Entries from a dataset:
■ ■ ■ ■ ■ ■ ■

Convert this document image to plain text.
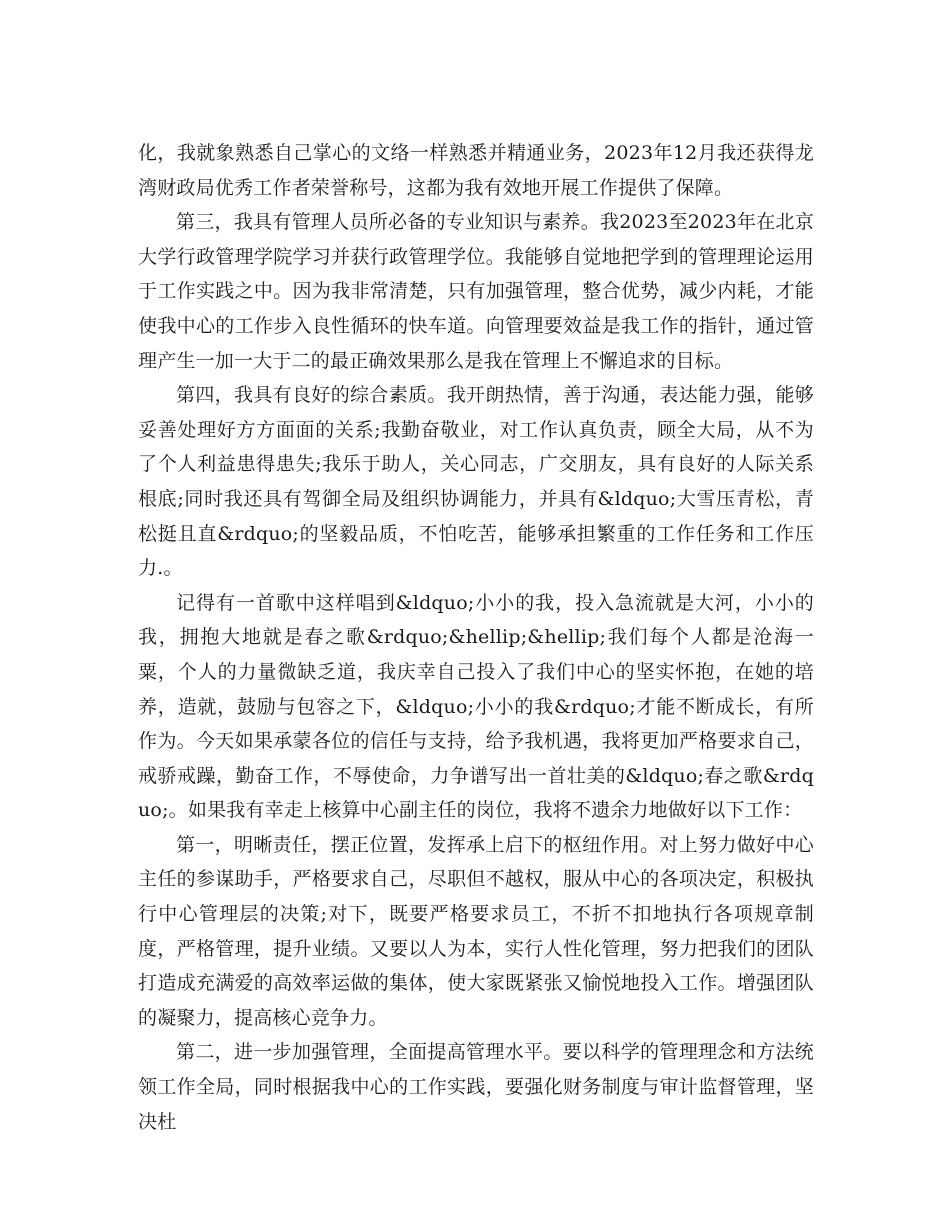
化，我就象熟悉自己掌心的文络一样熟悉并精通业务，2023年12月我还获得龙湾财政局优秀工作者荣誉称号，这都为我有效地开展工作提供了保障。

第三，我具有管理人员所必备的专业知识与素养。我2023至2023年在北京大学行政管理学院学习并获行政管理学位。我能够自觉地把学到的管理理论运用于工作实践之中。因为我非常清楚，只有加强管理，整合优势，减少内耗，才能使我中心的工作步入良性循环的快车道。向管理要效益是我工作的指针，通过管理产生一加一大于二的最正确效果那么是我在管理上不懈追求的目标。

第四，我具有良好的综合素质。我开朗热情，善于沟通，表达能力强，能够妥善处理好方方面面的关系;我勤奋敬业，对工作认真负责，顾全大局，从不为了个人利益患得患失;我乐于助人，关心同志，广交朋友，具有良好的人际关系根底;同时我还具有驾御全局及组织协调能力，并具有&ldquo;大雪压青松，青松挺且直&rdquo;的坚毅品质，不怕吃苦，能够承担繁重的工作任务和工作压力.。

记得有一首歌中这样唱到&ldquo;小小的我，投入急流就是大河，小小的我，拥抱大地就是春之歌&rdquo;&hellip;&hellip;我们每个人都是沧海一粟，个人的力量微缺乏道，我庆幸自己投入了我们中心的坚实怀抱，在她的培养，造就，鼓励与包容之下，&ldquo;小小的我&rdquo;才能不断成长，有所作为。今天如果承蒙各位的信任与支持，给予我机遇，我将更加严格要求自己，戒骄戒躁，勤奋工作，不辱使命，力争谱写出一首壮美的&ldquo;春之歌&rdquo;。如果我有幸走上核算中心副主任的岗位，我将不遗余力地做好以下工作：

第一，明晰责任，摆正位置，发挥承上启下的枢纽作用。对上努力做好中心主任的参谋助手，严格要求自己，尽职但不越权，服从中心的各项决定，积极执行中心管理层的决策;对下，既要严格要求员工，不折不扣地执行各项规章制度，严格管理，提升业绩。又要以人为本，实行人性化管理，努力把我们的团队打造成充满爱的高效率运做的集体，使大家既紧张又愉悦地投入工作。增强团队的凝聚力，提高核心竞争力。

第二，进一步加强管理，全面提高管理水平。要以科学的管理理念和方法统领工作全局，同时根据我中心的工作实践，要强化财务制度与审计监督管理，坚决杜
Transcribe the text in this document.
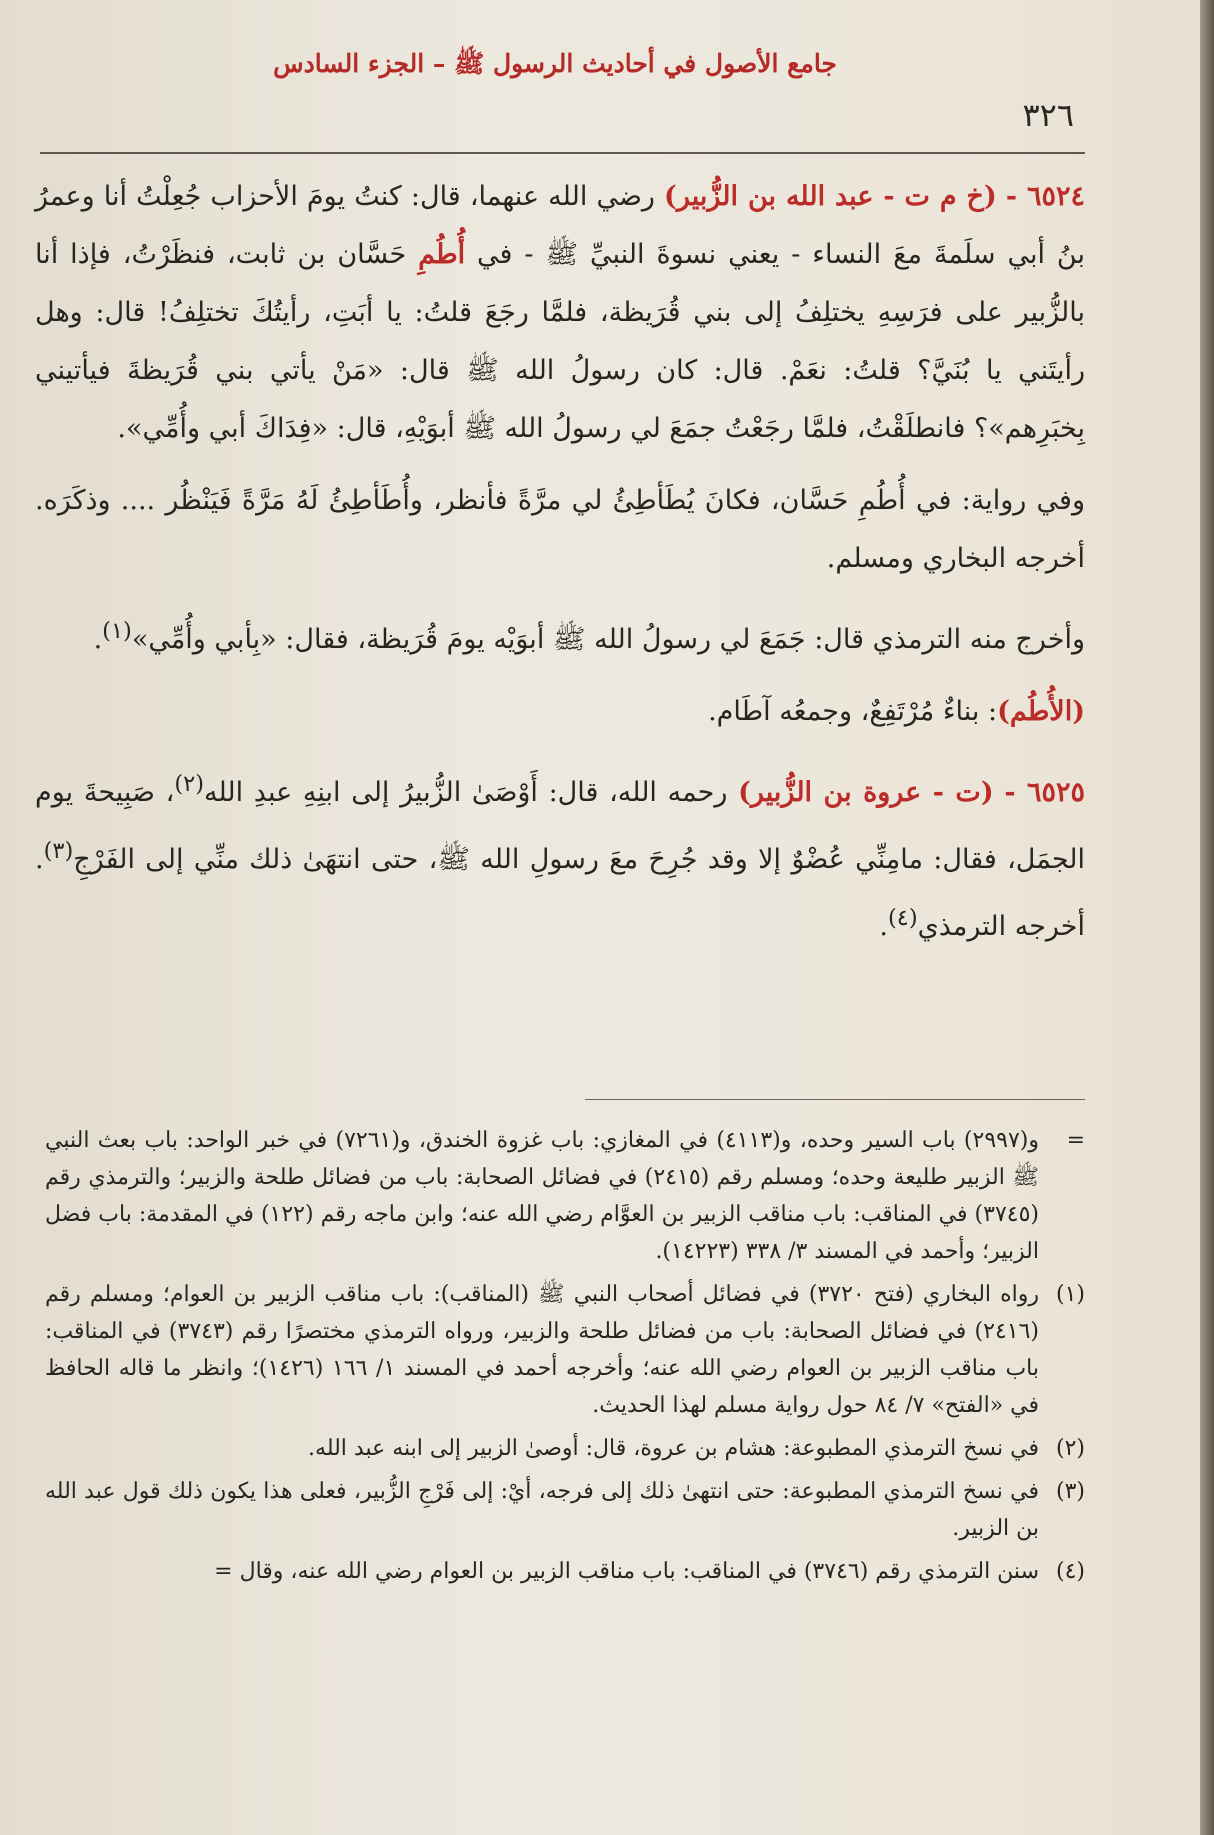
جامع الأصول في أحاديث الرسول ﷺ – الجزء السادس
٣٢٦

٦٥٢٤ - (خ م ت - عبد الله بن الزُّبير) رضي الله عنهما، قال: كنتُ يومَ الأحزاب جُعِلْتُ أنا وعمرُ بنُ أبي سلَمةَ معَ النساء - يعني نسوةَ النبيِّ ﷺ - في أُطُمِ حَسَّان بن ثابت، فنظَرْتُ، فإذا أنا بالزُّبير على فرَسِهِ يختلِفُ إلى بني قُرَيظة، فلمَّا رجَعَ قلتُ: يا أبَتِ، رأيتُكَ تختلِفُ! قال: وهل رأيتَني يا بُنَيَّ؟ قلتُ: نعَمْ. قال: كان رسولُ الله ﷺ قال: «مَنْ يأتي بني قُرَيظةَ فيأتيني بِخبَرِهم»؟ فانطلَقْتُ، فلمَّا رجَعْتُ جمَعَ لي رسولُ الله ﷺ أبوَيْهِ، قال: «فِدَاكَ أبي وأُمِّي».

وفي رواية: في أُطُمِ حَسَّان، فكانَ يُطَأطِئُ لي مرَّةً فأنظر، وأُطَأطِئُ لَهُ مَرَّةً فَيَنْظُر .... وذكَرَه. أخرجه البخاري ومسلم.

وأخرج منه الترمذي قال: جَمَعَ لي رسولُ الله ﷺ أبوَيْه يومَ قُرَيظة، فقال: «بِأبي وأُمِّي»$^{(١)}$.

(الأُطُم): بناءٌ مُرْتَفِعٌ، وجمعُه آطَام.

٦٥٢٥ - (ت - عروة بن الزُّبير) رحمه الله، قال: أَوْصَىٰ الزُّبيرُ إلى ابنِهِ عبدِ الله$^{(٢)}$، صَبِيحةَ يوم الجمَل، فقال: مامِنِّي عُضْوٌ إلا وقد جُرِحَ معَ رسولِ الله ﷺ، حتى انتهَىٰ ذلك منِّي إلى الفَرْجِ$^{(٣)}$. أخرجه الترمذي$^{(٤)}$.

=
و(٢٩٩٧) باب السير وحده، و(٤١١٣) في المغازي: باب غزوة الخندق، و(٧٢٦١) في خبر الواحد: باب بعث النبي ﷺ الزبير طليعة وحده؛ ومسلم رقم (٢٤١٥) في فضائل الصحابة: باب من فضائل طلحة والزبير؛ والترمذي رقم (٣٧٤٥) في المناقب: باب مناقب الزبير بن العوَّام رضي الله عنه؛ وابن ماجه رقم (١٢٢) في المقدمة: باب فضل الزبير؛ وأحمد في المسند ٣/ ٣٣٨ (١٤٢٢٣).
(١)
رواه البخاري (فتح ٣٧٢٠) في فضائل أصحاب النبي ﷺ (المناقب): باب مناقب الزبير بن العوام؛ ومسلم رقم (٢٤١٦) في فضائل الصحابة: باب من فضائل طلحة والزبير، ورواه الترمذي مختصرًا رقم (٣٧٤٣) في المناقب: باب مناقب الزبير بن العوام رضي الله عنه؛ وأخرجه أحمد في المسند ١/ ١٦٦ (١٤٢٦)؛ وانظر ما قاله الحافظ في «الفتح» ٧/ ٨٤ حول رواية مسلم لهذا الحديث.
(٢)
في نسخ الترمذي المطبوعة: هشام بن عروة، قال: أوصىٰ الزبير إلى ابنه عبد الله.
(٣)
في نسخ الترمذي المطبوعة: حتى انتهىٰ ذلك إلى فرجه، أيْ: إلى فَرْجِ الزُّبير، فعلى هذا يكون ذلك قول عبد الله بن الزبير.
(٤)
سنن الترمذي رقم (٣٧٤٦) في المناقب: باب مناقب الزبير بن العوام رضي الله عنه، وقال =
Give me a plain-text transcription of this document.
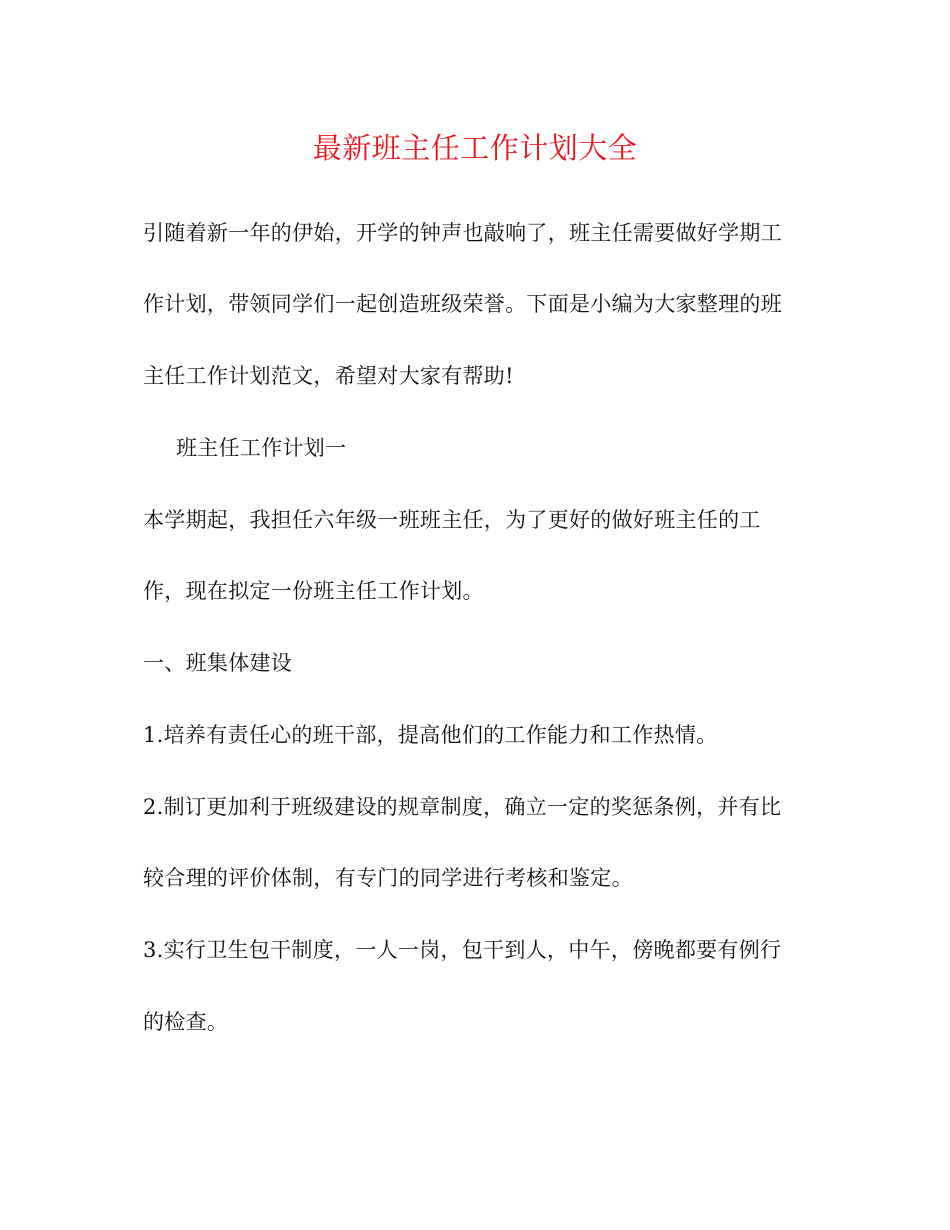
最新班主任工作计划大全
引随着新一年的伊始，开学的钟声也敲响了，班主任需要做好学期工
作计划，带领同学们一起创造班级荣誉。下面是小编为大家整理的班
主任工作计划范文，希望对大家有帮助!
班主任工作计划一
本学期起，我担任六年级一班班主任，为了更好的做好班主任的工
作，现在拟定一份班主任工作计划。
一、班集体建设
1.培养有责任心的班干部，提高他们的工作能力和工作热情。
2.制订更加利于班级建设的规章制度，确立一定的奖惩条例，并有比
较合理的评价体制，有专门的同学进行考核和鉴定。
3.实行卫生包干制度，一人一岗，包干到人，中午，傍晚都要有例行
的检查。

■ ■ ■ ■ ■ ■ ■

AIM
Keep the pictures out of the copy and return the rest of the data above exactly.

FULL SOLUTION
Convert this document image to plain text.
化，我就象熟悉自己掌心的文络一样熟悉并精通业务，2023年12月我还获得龙湾财政局优秀工作者荣誉称号，这都为我有效地开展工作提供了保障。

第三，我具有管理人员所必备的专业知识与素养。我2023至2023年在北京大学行政管理学院学习并获行政管理学位。我能够自觉地把学到的管理理论运用于工作实践之中。因为我非常清楚，只有加强管理，整合优势，减少内耗，才能使我中心的工作步入良性循环的快车道。向管理要效益是我工作的指针，通过管理产生一加一大于二的最正确效果那么是我在管理上不懈追求的目标。

第四，我具有良好的综合素质。我开朗热情，善于沟通，表达能力强，能够妥善处理好方方面面的关系;我勤奋敬业，对工作认真负责，顾全大局，从不为了个人利益患得患失;我乐于助人，关心同志，广交朋友，具有良好的人际关系根底;同时我还具有驾御全局及组织协调能力，并具有&ldquo;大雪压青松，青松挺且直&rdquo;的坚毅品质，不怕吃苦，能够承担繁重的工作任务和工作压力.。

记得有一首歌中这样唱到&ldquo;小小的我，投入急流就是大河，小小的我，拥抱大地就是春之歌&rdquo;&hellip;&hellip;我们每个人都是沧海一粟，个人的力量微缺乏道，我庆幸自己投入了我们中心的坚实怀抱，在她的培养，造就，鼓励与包容之下，&ldquo;小小的我&rdquo;才能不断成长，有所作为。今天如果承蒙各位的信任与支持，给予我机遇，我将更加严格要求自己，戒骄戒躁，勤奋工作，不辱使命，力争谱写出一首壮美的&ldquo;春之歌&rdquo;。如果我有幸走上核算中心副主任的岗位，我将不遗余力地做好以下工作：

第一，明晰责任，摆正位置，发挥承上启下的枢纽作用。对上努力做好中心主任的参谋助手，严格要求自己，尽职但不越权，服从中心的各项决定，积极执行中心管理层的决策;对下，既要严格要求员工，不折不扣地执行各项规章制度，严格管理，提升业绩。又要以人为本，实行人性化管理，努力把我们的团队打造成充满爱的高效率运做的集体，使大家既紧张又愉悦地投入工作。增强团队的凝聚力，提高核心竞争力。

第二，进一步加强管理，全面提高管理水平。要以科学的管理理念和方法统领工作全局，同时根据我中心的工作实践，要强化财务制度与审计监督管理，坚决杜
Transcribe the text in this document.
جامع الأصول في أحاديث الرسول ﷺ – الجزء السادس
٣٢٦

٦٥٢٤ - (خ م ت - عبد الله بن الزُّبير) رضي الله عنهما، قال: كنتُ يومَ الأحزاب جُعِلْتُ أنا وعمرُ بنُ أبي سلَمةَ معَ النساء - يعني نسوةَ النبيِّ ﷺ - في أُطُمِ حَسَّان بن ثابت، فنظَرْتُ، فإذا أنا بالزُّبير على فرَسِهِ يختلِفُ إلى بني قُرَيظة، فلمَّا رجَعَ قلتُ: يا أبَتِ، رأيتُكَ تختلِفُ! قال: وهل رأيتَني يا بُنَيَّ؟ قلتُ: نعَمْ. قال: كان رسولُ الله ﷺ قال: «مَنْ يأتي بني قُرَيظةَ فيأتيني بِخبَرِهم»؟ فانطلَقْتُ، فلمَّا رجَعْتُ جمَعَ لي رسولُ الله ﷺ أبوَيْهِ، قال: «فِدَاكَ أبي وأُمِّي».

وفي رواية: في أُطُمِ حَسَّان، فكانَ يُطَأطِئُ لي مرَّةً فأنظر، وأُطَأطِئُ لَهُ مَرَّةً فَيَنْظُر .... وذكَرَه. أخرجه البخاري ومسلم.

وأخرج منه الترمذي قال: جَمَعَ لي رسولُ الله ﷺ أبوَيْه يومَ قُرَيظة، فقال: «بِأبي وأُمِّي»$^{(١)}$.

(الأُطُم): بناءٌ مُرْتَفِعٌ، وجمعُه آطَام.

٦٥٢٥ - (ت - عروة بن الزُّبير) رحمه الله، قال: أَوْصَىٰ الزُّبيرُ إلى ابنِهِ عبدِ الله$^{(٢)}$، صَبِيحةَ يوم الجمَل، فقال: مامِنِّي عُضْوٌ إلا وقد جُرِحَ معَ رسولِ الله ﷺ، حتى انتهَىٰ ذلك منِّي إلى الفَرْجِ$^{(٣)}$. أخرجه الترمذي$^{(٤)}$.

=
و(٢٩٩٧) باب السير وحده، و(٤١١٣) في المغازي: باب غزوة الخندق، و(٧٢٦١) في خبر الواحد: باب بعث النبي ﷺ الزبير طليعة وحده؛ ومسلم رقم (٢٤١٥) في فضائل الصحابة: باب من فضائل طلحة والزبير؛ والترمذي رقم (٣٧٤٥) في المناقب: باب مناقب الزبير بن العوَّام رضي الله عنه؛ وابن ماجه رقم (١٢٢) في المقدمة: باب فضل الزبير؛ وأحمد في المسند ٣/ ٣٣٨ (١٤٢٢٣).
(١)
رواه البخاري (فتح ٣٧٢٠) في فضائل أصحاب النبي ﷺ (المناقب): باب مناقب الزبير بن العوام؛ ومسلم رقم (٢٤١٦) في فضائل الصحابة: باب من فضائل طلحة والزبير، ورواه الترمذي مختصرًا رقم (٣٧٤٣) في المناقب: باب مناقب الزبير بن العوام رضي الله عنه؛ وأخرجه أحمد في المسند ١/ ١٦٦ (١٤٢٦)؛ وانظر ما قاله الحافظ في «الفتح» ٧/ ٨٤ حول رواية مسلم لهذا الحديث.
(٢)
في نسخ الترمذي المطبوعة: هشام بن عروة، قال: أوصىٰ الزبير إلى ابنه عبد الله.
(٣)
في نسخ الترمذي المطبوعة: حتى انتهىٰ ذلك إلى فرجه، أيْ: إلى فَرْجِ الزُّبير، فعلى هذا يكون ذلك قول عبد الله بن الزبير.
(٤)
سنن الترمذي رقم (٣٧٤٦) في المناقب: باب مناقب الزبير بن العوام رضي الله عنه، وقال =
Give me a plain-text transcription of this document.
最新班主任工作计划大全
引随着新一年的伊始，开学的钟声也敲响了，班主任需要做好学期工
作计划，带领同学们一起创造班级荣誉。下面是小编为大家整理的班
主任工作计划范文，希望对大家有帮助!
班主任工作计划一
本学期起，我担任六年级一班班主任，为了更好的做好班主任的工
作，现在拟定一份班主任工作计划。
一、班集体建设
1.培养有责任心的班干部，提高他们的工作能力和工作热情。
2.制订更加利于班级建设的规章制度，确立一定的奖惩条例，并有比
较合理的评价体制，有专门的同学进行考核和鉴定。
3.实行卫生包干制度，一人一岗，包干到人，中午，傍晚都要有例行
的检查。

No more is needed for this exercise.